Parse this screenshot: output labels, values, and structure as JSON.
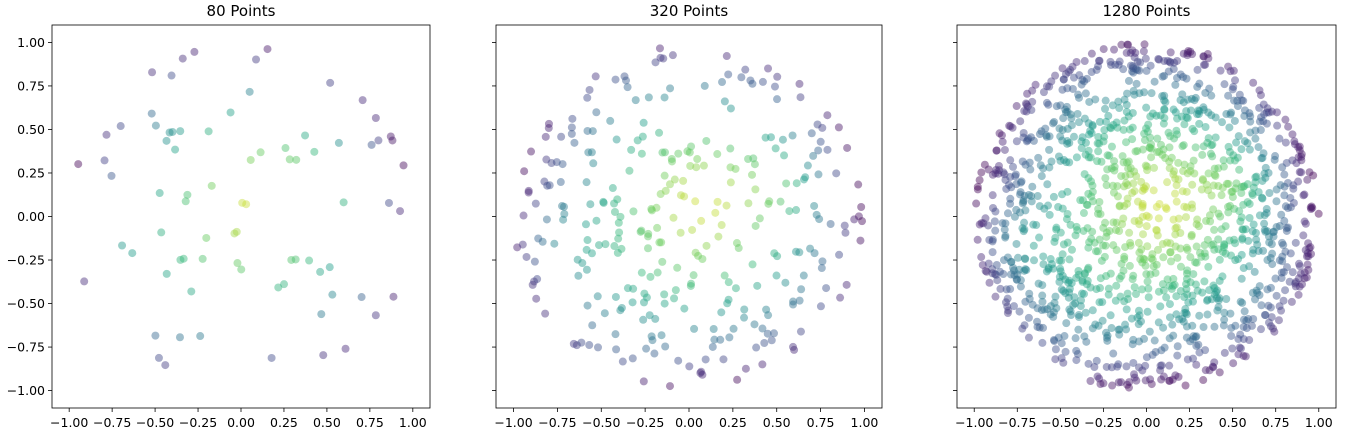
{
  "chart_data": [
    {
      "type": "scatter",
      "title": "80 Points",
      "xlabel": "",
      "ylabel": "",
      "xlim": [
        -1.1,
        1.1
      ],
      "ylim": [
        -1.1,
        1.1
      ],
      "xticks": [
        -1.0,
        -0.75,
        -0.5,
        -0.25,
        0.0,
        0.25,
        0.5,
        0.75,
        1.0
      ],
      "yticks": [
        -1.0,
        -0.75,
        -0.5,
        -0.25,
        0.0,
        0.25,
        0.5,
        0.75,
        1.0
      ],
      "x_tick_labels": [
        "−1.00",
        "−0.75",
        "−0.50",
        "−0.25",
        "0.00",
        "0.25",
        "0.50",
        "0.75",
        "1.00"
      ],
      "y_tick_labels": [
        "−1.00",
        "−0.75",
        "−0.50",
        "−0.25",
        "0.00",
        "0.25",
        "0.50",
        "0.75",
        "1.00"
      ],
      "show_y_tick_labels": true,
      "grid": false,
      "colormap": "viridis",
      "marker_alpha": 0.45,
      "n_points": 80,
      "seed": 80
    },
    {
      "type": "scatter",
      "title": "320 Points",
      "xlabel": "",
      "ylabel": "",
      "xlim": [
        -1.1,
        1.1
      ],
      "ylim": [
        -1.1,
        1.1
      ],
      "xticks": [
        -1.0,
        -0.75,
        -0.5,
        -0.25,
        0.0,
        0.25,
        0.5,
        0.75,
        1.0
      ],
      "yticks": [
        -1.0,
        -0.75,
        -0.5,
        -0.25,
        0.0,
        0.25,
        0.5,
        0.75,
        1.0
      ],
      "x_tick_labels": [
        "−1.00",
        "−0.75",
        "−0.50",
        "−0.25",
        "0.00",
        "0.25",
        "0.50",
        "0.75",
        "1.00"
      ],
      "y_tick_labels": [],
      "show_y_tick_labels": false,
      "grid": false,
      "colormap": "viridis",
      "marker_alpha": 0.45,
      "n_points": 320,
      "seed": 320
    },
    {
      "type": "scatter",
      "title": "1280 Points",
      "xlabel": "",
      "ylabel": "",
      "xlim": [
        -1.1,
        1.1
      ],
      "ylim": [
        -1.1,
        1.1
      ],
      "xticks": [
        -1.0,
        -0.75,
        -0.5,
        -0.25,
        0.0,
        0.25,
        0.5,
        0.75,
        1.0
      ],
      "yticks": [
        -1.0,
        -0.75,
        -0.5,
        -0.25,
        0.0,
        0.25,
        0.5,
        0.75,
        1.0
      ],
      "x_tick_labels": [
        "−1.00",
        "−0.75",
        "−0.50",
        "−0.25",
        "0.00",
        "0.25",
        "0.50",
        "0.75",
        "1.00"
      ],
      "y_tick_labels": [],
      "show_y_tick_labels": false,
      "grid": false,
      "colormap": "viridis",
      "marker_alpha": 0.45,
      "n_points": 1280,
      "seed": 1280
    }
  ]
}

• What you need to do:
Every line above should be returned word for word, with the pictures left behind.

• Output for this task:
Parse this screenshot: output labels, values, and structure as JSON.
{
  "chart_data": [
    {
      "type": "scatter",
      "title": "80 Points",
      "xlabel": "",
      "ylabel": "",
      "xlim": [
        -1.1,
        1.1
      ],
      "ylim": [
        -1.1,
        1.1
      ],
      "xticks": [
        -1.0,
        -0.75,
        -0.5,
        -0.25,
        0.0,
        0.25,
        0.5,
        0.75,
        1.0
      ],
      "yticks": [
        -1.0,
        -0.75,
        -0.5,
        -0.25,
        0.0,
        0.25,
        0.5,
        0.75,
        1.0
      ],
      "x_tick_labels": [
        "−1.00",
        "−0.75",
        "−0.50",
        "−0.25",
        "0.00",
        "0.25",
        "0.50",
        "0.75",
        "1.00"
      ],
      "y_tick_labels": [
        "−1.00",
        "−0.75",
        "−0.50",
        "−0.25",
        "0.00",
        "0.25",
        "0.50",
        "0.75",
        "1.00"
      ],
      "show_y_tick_labels": true,
      "grid": false,
      "colormap": "viridis",
      "marker_alpha": 0.45,
      "n_points": 80,
      "seed": 80
    },
    {
      "type": "scatter",
      "title": "320 Points",
      "xlabel": "",
      "ylabel": "",
      "xlim": [
        -1.1,
        1.1
      ],
      "ylim": [
        -1.1,
        1.1
      ],
      "xticks": [
        -1.0,
        -0.75,
        -0.5,
        -0.25,
        0.0,
        0.25,
        0.5,
        0.75,
        1.0
      ],
      "yticks": [
        -1.0,
        -0.75,
        -0.5,
        -0.25,
        0.0,
        0.25,
        0.5,
        0.75,
        1.0
      ],
      "x_tick_labels": [
        "−1.00",
        "−0.75",
        "−0.50",
        "−0.25",
        "0.00",
        "0.25",
        "0.50",
        "0.75",
        "1.00"
      ],
      "y_tick_labels": [],
      "show_y_tick_labels": false,
      "grid": false,
      "colormap": "viridis",
      "marker_alpha": 0.45,
      "n_points": 320,
      "seed": 320
    },
    {
      "type": "scatter",
      "title": "1280 Points",
      "xlabel": "",
      "ylabel": "",
      "xlim": [
        -1.1,
        1.1
      ],
      "ylim": [
        -1.1,
        1.1
      ],
      "xticks": [
        -1.0,
        -0.75,
        -0.5,
        -0.25,
        0.0,
        0.25,
        0.5,
        0.75,
        1.0
      ],
      "yticks": [
        -1.0,
        -0.75,
        -0.5,
        -0.25,
        0.0,
        0.25,
        0.5,
        0.75,
        1.0
      ],
      "x_tick_labels": [
        "−1.00",
        "−0.75",
        "−0.50",
        "−0.25",
        "0.00",
        "0.25",
        "0.50",
        "0.75",
        "1.00"
      ],
      "y_tick_labels": [],
      "show_y_tick_labels": false,
      "grid": false,
      "colormap": "viridis",
      "marker_alpha": 0.45,
      "n_points": 1280,
      "seed": 1280
    }
  ]
}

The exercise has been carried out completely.